**REQUIREMENT**. Copy all lines below exactly as written. Leave pictures out.

***** RECORDS TO USE *****

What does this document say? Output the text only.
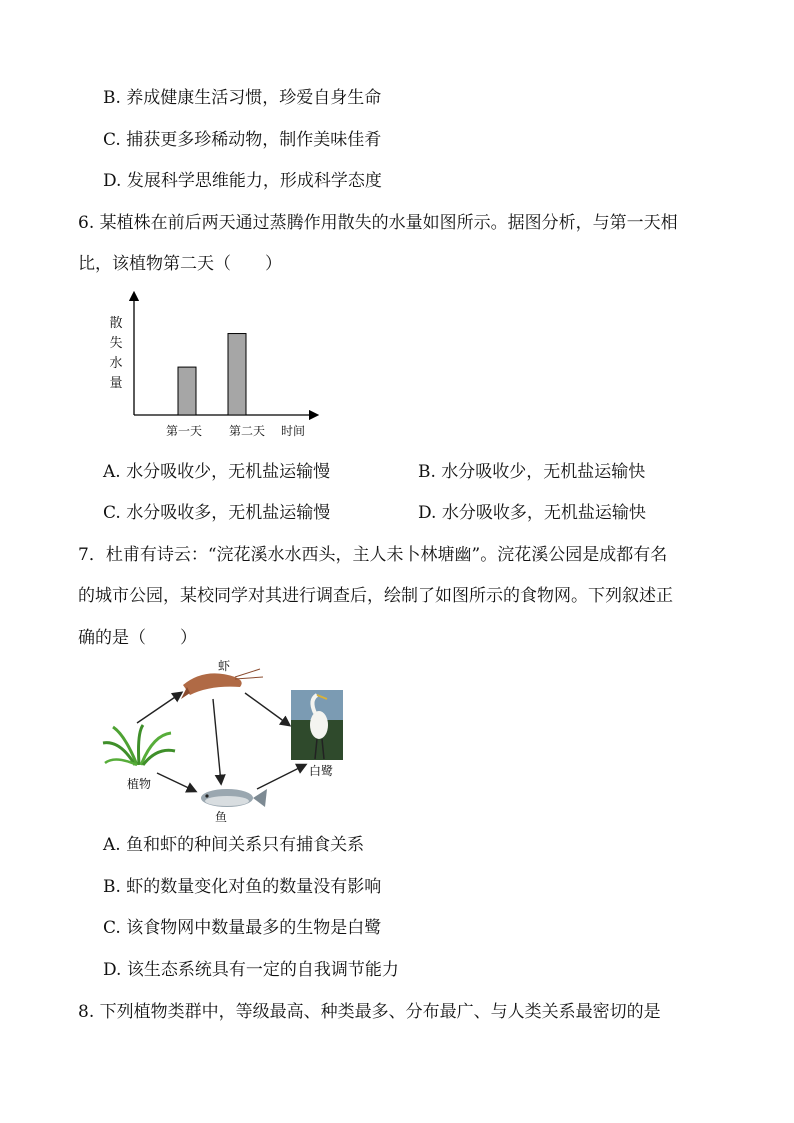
B. 养成健康生活习惯，珍爱自身生命
C. 捕获更多珍稀动物，制作美味佳肴
D. 发展科学思维能力，形成科学态度
6. 某植株在前后两天通过蒸腾作用散失的水量如图所示。据图分析，与第一天相
比，该植物第二天（　　）
散
失
水
量
第一天 第二天 时间
A. 水分吸收少，无机盐运输慢	B. 水分吸收少，无机盐运输快
C. 水分吸收多，无机盐运输慢	D. 水分吸收多，无机盐运输快
7．杜甫有诗云：“浣花溪水水西头，主人未卜林塘幽”。浣花溪公园是成都有名
的城市公园，某校同学对其进行调查后，绘制了如图所示的食物网。下列叙述正
确的是（　　）
植物
虾
鱼
白鹭
A. 鱼和虾的种间关系只有捕食关系
B. 虾的数量变化对鱼的数量没有影响
C. 该食物网中数量最多的生物是白鹭
D. 该生态系统具有一定的自我调节能力
8. 下列植物类群中，等级最高、种类最多、分布最广、与人类关系最密切的是
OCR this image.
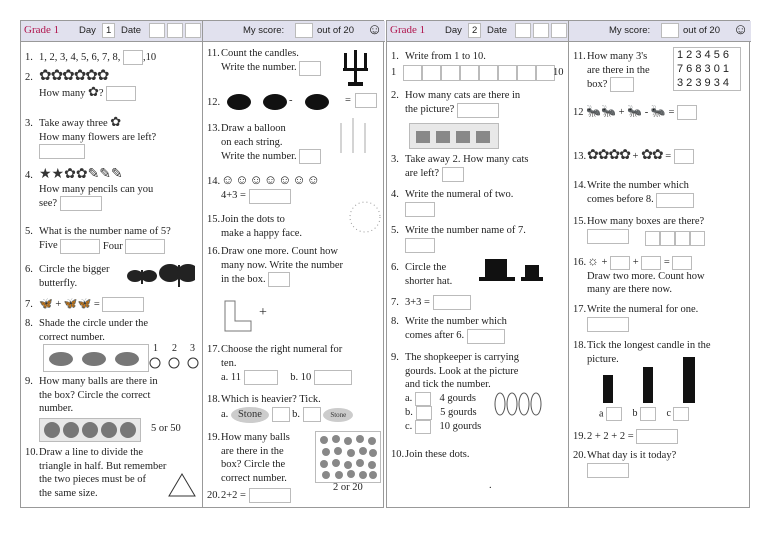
Grade 1 Day 1 Date
1. 1, 2, 3, 4, 5, 6, 7, 8, ,10
2. ✿✿✿✿✿✿
How many ✿?
3. Take away three ✿
How many flowers are left?

4. ★★✿✿✎✎✎
How many pencils can you
see?
5. What is the number name of 5?
Five	Four
6. Circle the bigger
butterfly.
7. 🦋 + 🦋🦋 =
8. Shade the circle under the
correct number.
1 2 3
9. How many balls are there in
the box? Circle the correct
number.
5 or 50
10.Draw a line to divide the
triangle in half. But remember
the two pieces must be of
the same size.
My score:	out of 20 ☺
11.Count the candles.
Write the number.
12.	-	=
13.Draw a balloon
on each string.
Write the number.
14.☺☺☺☺☺☺☺
4+3 =
15.Join the dots to
make a happy face.
16.Draw one more. Count how
many now. Write the number
in the box.
+
17.Choose the right numeral for
ten.
a. 11	b. 10
18.Which is heavier? Tick.
a. Stone	b.	Stone
19.How many balls
are there in the
box? Circle the
correct number.
2 or 20
20.2+2 =
Grade 1 Day 2 Date
1. Write from 1 to 10.
1	10
2. How many cats are there in
the picture?
3. Take away 2. How many cats
are left?
4. Write the numeral of two.

5. Write the number name of 7.

6. Circle the
shorter hat.
7. 3+3 =
8. Write the number which
comes after 6.
9. The shopkeeper is carrying
gourds. Look at the picture
and tick the number.
a.	4 gourds
b.	5 gourds
c.	10 gourds
10.Join these dots.
.
My score:	out of 20 ☺
11.How many 3's
are there in the
box?
1 2 3 4 5 6
7 6 8 3 0 1
3 2 3 9 3 4
12 🐜🐜 + 🐜 - 🐜 =
13.✿✿✿✿ + ✿✿ =
14.Write the number which
comes before 8.
15.How many boxes are there?

16.☼ + + =
Draw two more. Count how
many are there now.
17.Write the numeral for one.

18.Tick the longest candle in the
picture.
a	b	c
19.2 + 2 + 2 =
20.What day is it today?
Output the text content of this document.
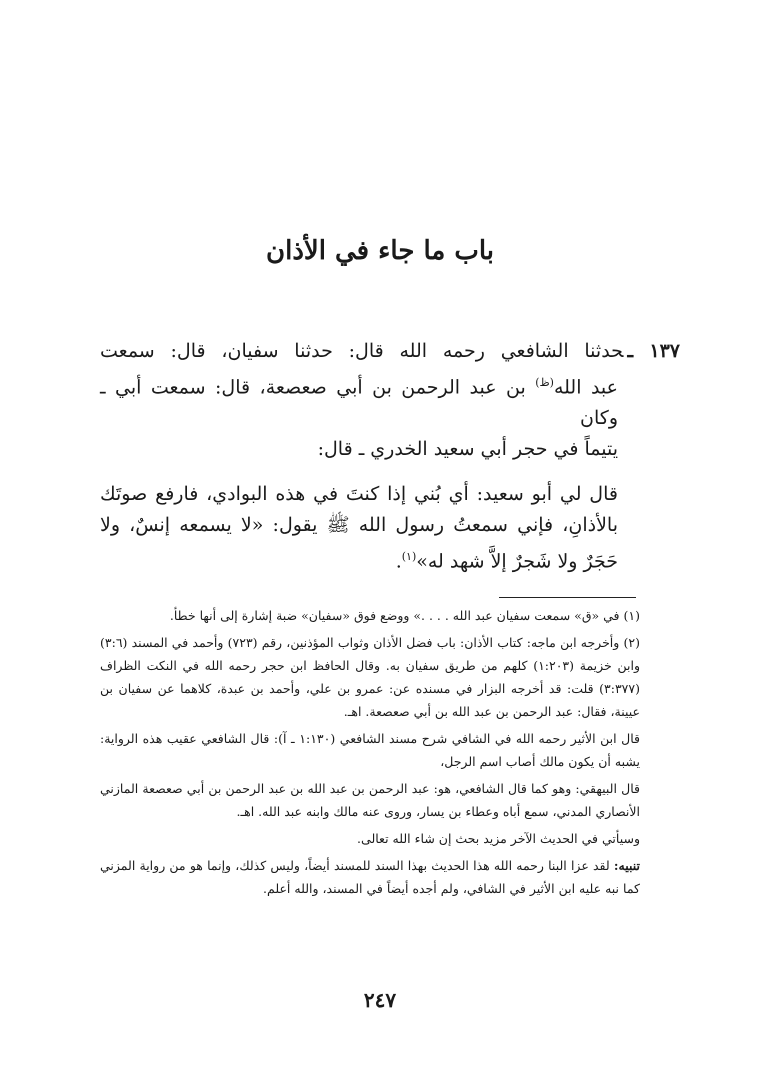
باب ما جاء في الأذان
١٣٧ ـحدثنا الشافعي رحمه الله قال: حدثنا سفيان، قال: سمعت
عبد الله$^{(ظ)}$ بن عبد الرحمن بن أبي صعصعة، قال: سمعت أبي ـ وكان
يتيماً في حجر أبي سعيد الخدري ـ قال:
قال لي أبو سعيد: أي بُني إذا كنتَ في هذه البوادي، فارفع صوتَك بالأذانِ، فإني سمعتُ رسول الله ﷺ يقول: «لا يسمعه إنسٌ، ولا حَجَرٌ ولا شَجرٌ إلاَّ شهد له»$^{(١)}$.

(١) في «ق» سمعت سفيان عبد الله . . . .» ووضع فوق «سفيان» ضبة إشارة إلى أنها خطأ.

(٢) وأخرجه ابن ماجه: كتاب الأذان: باب فضل الأذان وثواب المؤذنين، رقم (٧٢٣) وأحمد في المسند (٣:٦) وابن خزيمة (١:٢٠٣) كلهم من طريق سفيان به. وقال الحافظ ابن حجر رحمه الله في النكت الظراف (٣:٣٧٧) قلت: قد أخرجه البزار في مسنده عن: عمرو بن علي، وأحمد بن عبدة، كلاهما عن سفيان بن عيينة، فقال: عبد الرحمن بن عبد الله بن أبي صعصعة. اهـ.

قال ابن الأثير رحمه الله في الشافي شرح مسند الشافعي (١:١٣٠ ـ آ): قال الشافعي عقيب هذه الرواية: يشبه أن يكون مالك أصاب اسم الرجل،

قال البيهقي: وهو كما قال الشافعي، هو: عبد الرحمن بن عبد الله بن عبد الرحمن بن أبي صعصعة المازني الأنصاري المدني، سمع أباه وعطاء بن يسار، وروى عنه مالك وابنه عبد الله. اهـ.

وسيأتي في الحديث الآخر مزيد بحث إن شاء الله تعالى.

تنبيه: لقد عزا البنا رحمه الله هذا الحديث بهذا السند للمسند أيضاً، وليس كذلك، وإنما هو من رواية المزني كما نبه عليه ابن الأثير في الشافي، ولم أجده أيضاً في المسند، والله أعلم.

٢٤٧
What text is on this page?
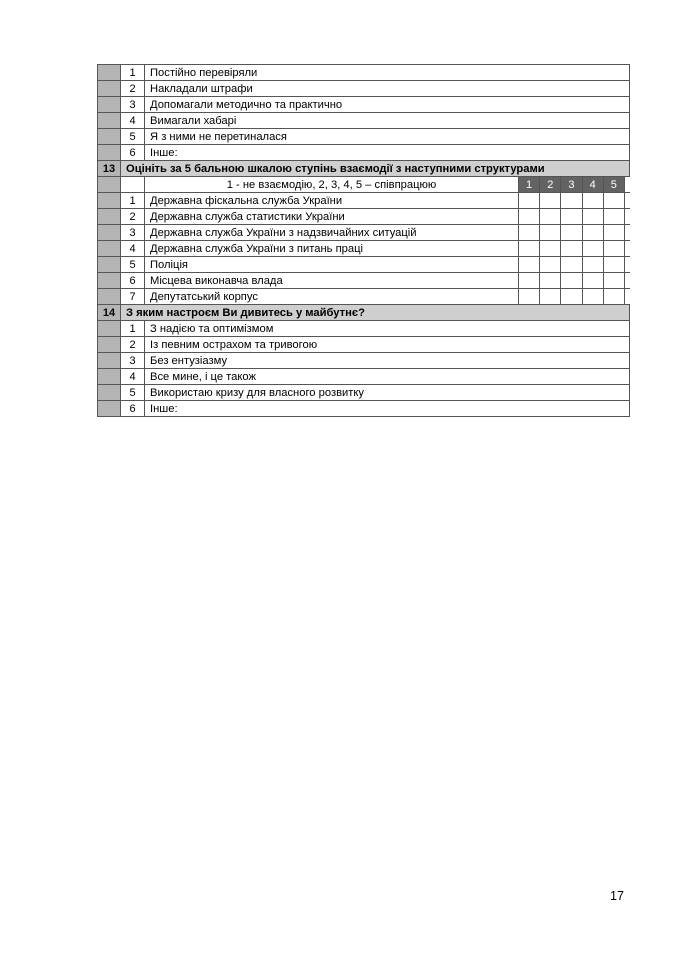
1	Постійно перевіряли
2	Накладали штрафи
3	Допомагали методично та практично
4	Вимагали хабарі
5	Я з ними не перетиналася
6	Інше:
13 Оцініть за 5 бальною шкалою ступінь взаємодії з наступними структурами
1 - не взаємодію, 2, 3, 4, 5 – співпрацюю	1	2	3	4	5
1	Державна фіскальна служба України
2	Державна служба статистики України
3	Державна служба України з надзвичайних ситуацій
4	Державна служба України з питань праці
5	Поліція
6	Місцева виконавча влада
7	Депутатський корпус
14 З яким настроєм Ви дивитесь у майбутнє?
1	З надією та оптимізмом
2	Із певним острахом та тривогою
3	Без ентузіазму
4	Все мине, і це також
5	Використаю кризу для власного розвитку
6	Інше:
17
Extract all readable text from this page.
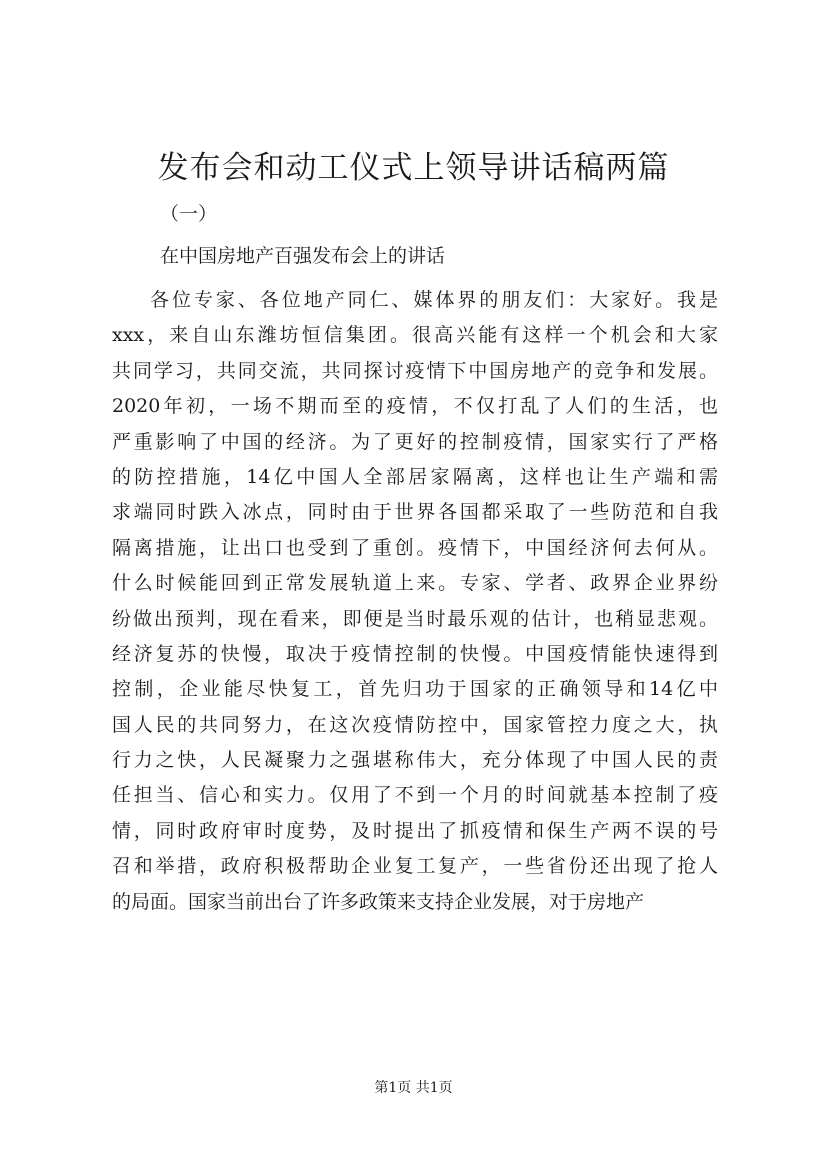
发布会和动工仪式上领导讲话稿两篇

（一）

在中国房地产百强发布会上的讲话

各位专家、各位地产同仁、媒体界的朋友们：大家好。我是
xxx，来自山东潍坊恒信集团。很高兴能有这样一个机会和大家
共同学习，共同交流，共同探讨疫情下中国房地产的竞争和发展。
2020年初，一场不期而至的疫情，不仅打乱了人们的生活，也
严重影响了中国的经济。为了更好的控制疫情，国家实行了严格
的防控措施，14亿中国人全部居家隔离，这样也让生产端和需
求端同时跌入冰点，同时由于世界各国都采取了一些防范和自我
隔离措施，让出口也受到了重创。疫情下，中国经济何去何从。
什么时候能回到正常发展轨道上来。专家、学者、政界企业界纷
纷做出预判，现在看来，即便是当时最乐观的估计，也稍显悲观。
经济复苏的快慢，取决于疫情控制的快慢。中国疫情能快速得到
控制，企业能尽快复工，首先归功于国家的正确领导和14亿中
国人民的共同努力，在这次疫情防控中，国家管控力度之大，执
行力之快，人民凝聚力之强堪称伟大，充分体现了中国人民的责
任担当、信心和实力。仅用了不到一个月的时间就基本控制了疫
情，同时政府审时度势，及时提出了抓疫情和保生产两不误的号
召和举措，政府积极帮助企业复工复产，一些省份还出现了抢人
的局面。国家当前出台了许多政策来支持企业发展，对于房地产

第1页 共1页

*****

**SOLUTION**.
What does this document say? Output the text only.
B. 养成健康生活习惯，珍爱自身生命
C. 捕获更多珍稀动物，制作美味佳肴
D. 发展科学思维能力，形成科学态度
6. 某植株在前后两天通过蒸腾作用散失的水量如图所示。据图分析，与第一天相
比，该植物第二天（　　）
散
失
水
量
第一天 第二天 时间
A. 水分吸收少，无机盐运输慢	B. 水分吸收少，无机盐运输快
C. 水分吸收多，无机盐运输慢	D. 水分吸收多，无机盐运输快
7．杜甫有诗云：“浣花溪水水西头，主人未卜林塘幽”。浣花溪公园是成都有名
的城市公园，某校同学对其进行调查后，绘制了如图所示的食物网。下列叙述正
确的是（　　）
植物
虾
鱼
白鹭
A. 鱼和虾的种间关系只有捕食关系
B. 虾的数量变化对鱼的数量没有影响
C. 该食物网中数量最多的生物是白鹭
D. 该生态系统具有一定的自我调节能力
8. 下列植物类群中，等级最高、种类最多、分布最广、与人类关系最密切的是
OCR this image.
Grade 1 Day 1 Date
1. 1, 2, 3, 4, 5, 6, 7, 8, ,10
2. ✿✿✿✿✿✿
How many ✿?
3. Take away three ✿
How many flowers are left?

4. ★★✿✿✎✎✎
How many pencils can you
see?
5. What is the number name of 5?
Five	Four
6. Circle the bigger
butterfly.
7. 🦋 + 🦋🦋 =
8. Shade the circle under the
correct number.
1 2 3
9. How many balls are there in
the box? Circle the correct
number.
5 or 50
10.Draw a line to divide the
triangle in half. But remember
the two pieces must be of
the same size.
My score:	out of 20 ☺
11.Count the candles.
Write the number.
12.	-	=
13.Draw a balloon
on each string.
Write the number.
14.☺☺☺☺☺☺☺
4+3 =
15.Join the dots to
make a happy face.
16.Draw one more. Count how
many now. Write the number
in the box.
+
17.Choose the right numeral for
ten.
a. 11	b. 10
18.Which is heavier? Tick.
a. Stone	b.	Stone
19.How many balls
are there in the
box? Circle the
correct number.
2 or 20
20.2+2 =
Grade 1 Day 2 Date
1. Write from 1 to 10.
1	10
2. How many cats are there in
the picture?
3. Take away 2. How many cats
are left?
4. Write the numeral of two.

5. Write the number name of 7.

6. Circle the
shorter hat.
7. 3+3 =
8. Write the number which
comes after 6.
9. The shopkeeper is carrying
gourds. Look at the picture
and tick the number.
a.	4 gourds
b.	5 gourds
c.	10 gourds
10.Join these dots.
.
My score:	out of 20 ☺
11.How many 3's
are there in the
box?
1 2 3 4 5 6
7 6 8 3 0 1
3 2 3 9 3 4
12 🐜🐜 + 🐜 - 🐜 =
13.✿✿✿✿ + ✿✿ =
14.Write the number which
comes before 8.
15.How many boxes are there?

16.☼ + + =
Draw two more. Count how
many are there now.
17.Write the numeral for one.

18.Tick the longest candle in the
picture.
a	b	c
19.2 + 2 + 2 =
20.What day is it today?
Output the text content of this document.
باب ما جاء في الأذان
١٣٧ ـحدثنا الشافعي رحمه الله قال: حدثنا سفيان، قال: سمعت
عبد الله$^{(ظ)}$ بن عبد الرحمن بن أبي صعصعة، قال: سمعت أبي ـ وكان
يتيماً في حجر أبي سعيد الخدري ـ قال:
قال لي أبو سعيد: أي بُني إذا كنتَ في هذه البوادي، فارفع صوتَك بالأذانِ، فإني سمعتُ رسول الله ﷺ يقول: «لا يسمعه إنسٌ، ولا حَجَرٌ ولا شَجرٌ إلاَّ شهد له»$^{(١)}$.

(١) في «ق» سمعت سفيان عبد الله . . . .» ووضع فوق «سفيان» ضبة إشارة إلى أنها خطأ.

(٢) وأخرجه ابن ماجه: كتاب الأذان: باب فضل الأذان وثواب المؤذنين، رقم (٧٢٣) وأحمد في المسند (٣:٦) وابن خزيمة (١:٢٠٣) كلهم من طريق سفيان به. وقال الحافظ ابن حجر رحمه الله في النكت الظراف (٣:٣٧٧) قلت: قد أخرجه البزار في مسنده عن: عمرو بن علي، وأحمد بن عبدة، كلاهما عن سفيان بن عيينة، فقال: عبد الرحمن بن عبد الله بن أبي صعصعة. اهـ.

قال ابن الأثير رحمه الله في الشافي شرح مسند الشافعي (١:١٣٠ ـ آ): قال الشافعي عقيب هذه الرواية: يشبه أن يكون مالك أصاب اسم الرجل،

قال البيهقي: وهو كما قال الشافعي، هو: عبد الرحمن بن عبد الله بن عبد الرحمن بن أبي صعصعة المازني الأنصاري المدني، سمع أباه وعطاء بن يسار، وروى عنه مالك وابنه عبد الله. اهـ.

وسيأتي في الحديث الآخر مزيد بحث إن شاء الله تعالى.

تنبيه: لقد عزا البنا رحمه الله هذا الحديث بهذا السند للمسند أيضاً، وليس كذلك، وإنما هو من رواية المزني كما نبه عليه ابن الأثير في الشافي، ولم أجده أيضاً في المسند، والله أعلم.

٢٤٧
What text is on this page?
1	Постійно перевіряли
2	Накладали штрафи
3	Допомагали методично та практично
4	Вимагали хабарі
5	Я з ними не перетиналася
6	Інше:
13 Оцініть за 5 бальною шкалою ступінь взаємодії з наступними структурами
1 - не взаємодію, 2, 3, 4, 5 – співпрацюю	1	2	3	4	5
1	Державна фіскальна служба України
2	Державна служба статистики України
3	Державна служба України з надзвичайних ситуацій
4	Державна служба України з питань праці
5	Поліція
6	Місцева виконавча влада
7	Депутатський корпус
14 З яким настроєм Ви дивитесь у майбутнє?
1	З надією та оптимізмом
2	Із певним острахом та тривогою
3	Без ентузіазму
4	Все мине, і це також
5	Використаю кризу для власного розвитку
6	Інше:
17
Extract all readable text from this page.
发布会和动工仪式上领导讲话稿两篇

（一）

在中国房地产百强发布会上的讲话

各位专家、各位地产同仁、媒体界的朋友们：大家好。我是
xxx，来自山东潍坊恒信集团。很高兴能有这样一个机会和大家
共同学习，共同交流，共同探讨疫情下中国房地产的竞争和发展。
2020年初，一场不期而至的疫情，不仅打乱了人们的生活，也
严重影响了中国的经济。为了更好的控制疫情，国家实行了严格
的防控措施，14亿中国人全部居家隔离，这样也让生产端和需
求端同时跌入冰点，同时由于世界各国都采取了一些防范和自我
隔离措施，让出口也受到了重创。疫情下，中国经济何去何从。
什么时候能回到正常发展轨道上来。专家、学者、政界企业界纷
纷做出预判，现在看来，即便是当时最乐观的估计，也稍显悲观。
经济复苏的快慢，取决于疫情控制的快慢。中国疫情能快速得到
控制，企业能尽快复工，首先归功于国家的正确领导和14亿中
国人民的共同努力，在这次疫情防控中，国家管控力度之大，执
行力之快，人民凝聚力之强堪称伟大，充分体现了中国人民的责
任担当、信心和实力。仅用了不到一个月的时间就基本控制了疫
情，同时政府审时度势，及时提出了抓疫情和保生产两不误的号
召和举措，政府积极帮助企业复工复产，一些省份还出现了抢人
的局面。国家当前出台了许多政策来支持企业发展，对于房地产

第1页 共1页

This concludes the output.